**Objective**
Every line below that holds the string "xlabel" should be copied out.

**Records supplied**
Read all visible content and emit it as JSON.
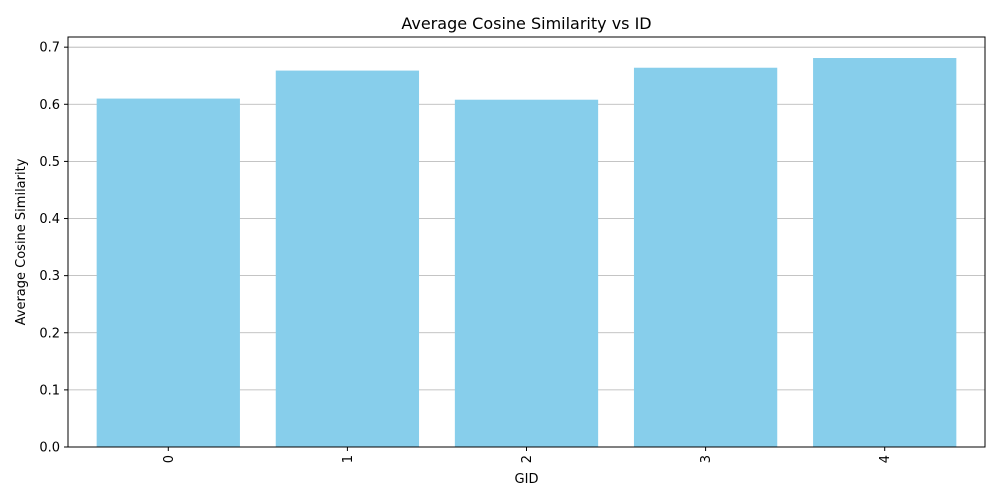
{
  "chart_data": {
    "type": "bar",
    "title": "Average Cosine Similarity vs ID",
    "xlabel": "GID",
    "ylabel": "Average Cosine Similarity",
    "categories": [
      "0",
      "1",
      "2",
      "3",
      "4"
    ],
    "values": [
      0.61,
      0.659,
      0.608,
      0.664,
      0.681
    ],
    "ylim": [
      0,
      0.7178
    ],
    "yticks": [
      0.0,
      0.1,
      0.2,
      0.3,
      0.4,
      0.5,
      0.6,
      0.7
    ],
    "ytick_labels": [
      "0.0",
      "0.1",
      "0.2",
      "0.3",
      "0.4",
      "0.5",
      "0.6",
      "0.7"
    ],
    "xtick_rotation": "vertical",
    "grid": "y-axis on",
    "legend": "none",
    "colors": {
      "bar": "#87ceeb",
      "grid": "#b0b0b0",
      "axis": "#000000",
      "text": "#000000"
    }
  }
}
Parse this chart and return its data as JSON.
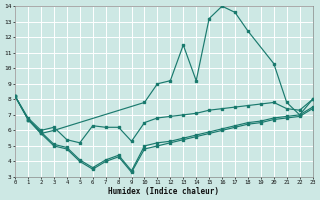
{
  "xlabel": "Humidex (Indice chaleur)",
  "xlim": [
    0,
    23
  ],
  "ylim": [
    3,
    14
  ],
  "xticks": [
    0,
    1,
    2,
    3,
    4,
    5,
    6,
    7,
    8,
    9,
    10,
    11,
    12,
    13,
    14,
    15,
    16,
    17,
    18,
    19,
    20,
    21,
    22,
    23
  ],
  "yticks": [
    3,
    4,
    5,
    6,
    7,
    8,
    9,
    10,
    11,
    12,
    13,
    14
  ],
  "bg_color": "#cde8e4",
  "grid_color": "#b8d8d4",
  "line_color": "#1a7a6e",
  "lines": [
    {
      "x": [
        0,
        1,
        2,
        3,
        10,
        11,
        12,
        13,
        14,
        15,
        16,
        17,
        18,
        20,
        21,
        22,
        23
      ],
      "y": [
        8.2,
        6.7,
        5.8,
        6.0,
        7.8,
        9.0,
        9.2,
        11.5,
        9.2,
        13.2,
        14.0,
        13.6,
        12.4,
        10.3,
        7.8,
        7.0,
        8.0
      ]
    },
    {
      "x": [
        0,
        1,
        2,
        3,
        4,
        5,
        6,
        7,
        8,
        9,
        10,
        11,
        12,
        13,
        14,
        15,
        16,
        17,
        18,
        19,
        20,
        21,
        22,
        23
      ],
      "y": [
        8.2,
        6.8,
        6.0,
        6.2,
        5.4,
        5.2,
        6.3,
        6.2,
        6.2,
        5.3,
        6.5,
        6.8,
        6.9,
        7.0,
        7.1,
        7.3,
        7.4,
        7.5,
        7.6,
        7.7,
        7.8,
        7.4,
        7.3,
        8.0
      ]
    },
    {
      "x": [
        0,
        1,
        2,
        3,
        4,
        5,
        6,
        7,
        8,
        9,
        10,
        11,
        12,
        13,
        14,
        15,
        16,
        17,
        18,
        19,
        20,
        21,
        22,
        23
      ],
      "y": [
        8.2,
        6.7,
        5.8,
        5.0,
        4.8,
        4.0,
        3.5,
        4.0,
        4.3,
        3.3,
        4.8,
        5.0,
        5.2,
        5.4,
        5.6,
        5.8,
        6.0,
        6.2,
        6.4,
        6.5,
        6.7,
        6.8,
        6.9,
        7.4
      ]
    },
    {
      "x": [
        0,
        1,
        2,
        3,
        4,
        5,
        6,
        7,
        8,
        9,
        10,
        11,
        12,
        13,
        14,
        15,
        16,
        17,
        18,
        19,
        20,
        21,
        22,
        23
      ],
      "y": [
        8.2,
        6.7,
        5.9,
        5.1,
        4.9,
        4.1,
        3.6,
        4.1,
        4.4,
        3.4,
        5.0,
        5.2,
        5.3,
        5.5,
        5.7,
        5.9,
        6.1,
        6.3,
        6.5,
        6.6,
        6.8,
        6.9,
        7.0,
        7.5
      ]
    }
  ]
}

**Correct response**
    "xlabel": "GID",
  "xlabel": "Humidex (Indice chaleur)",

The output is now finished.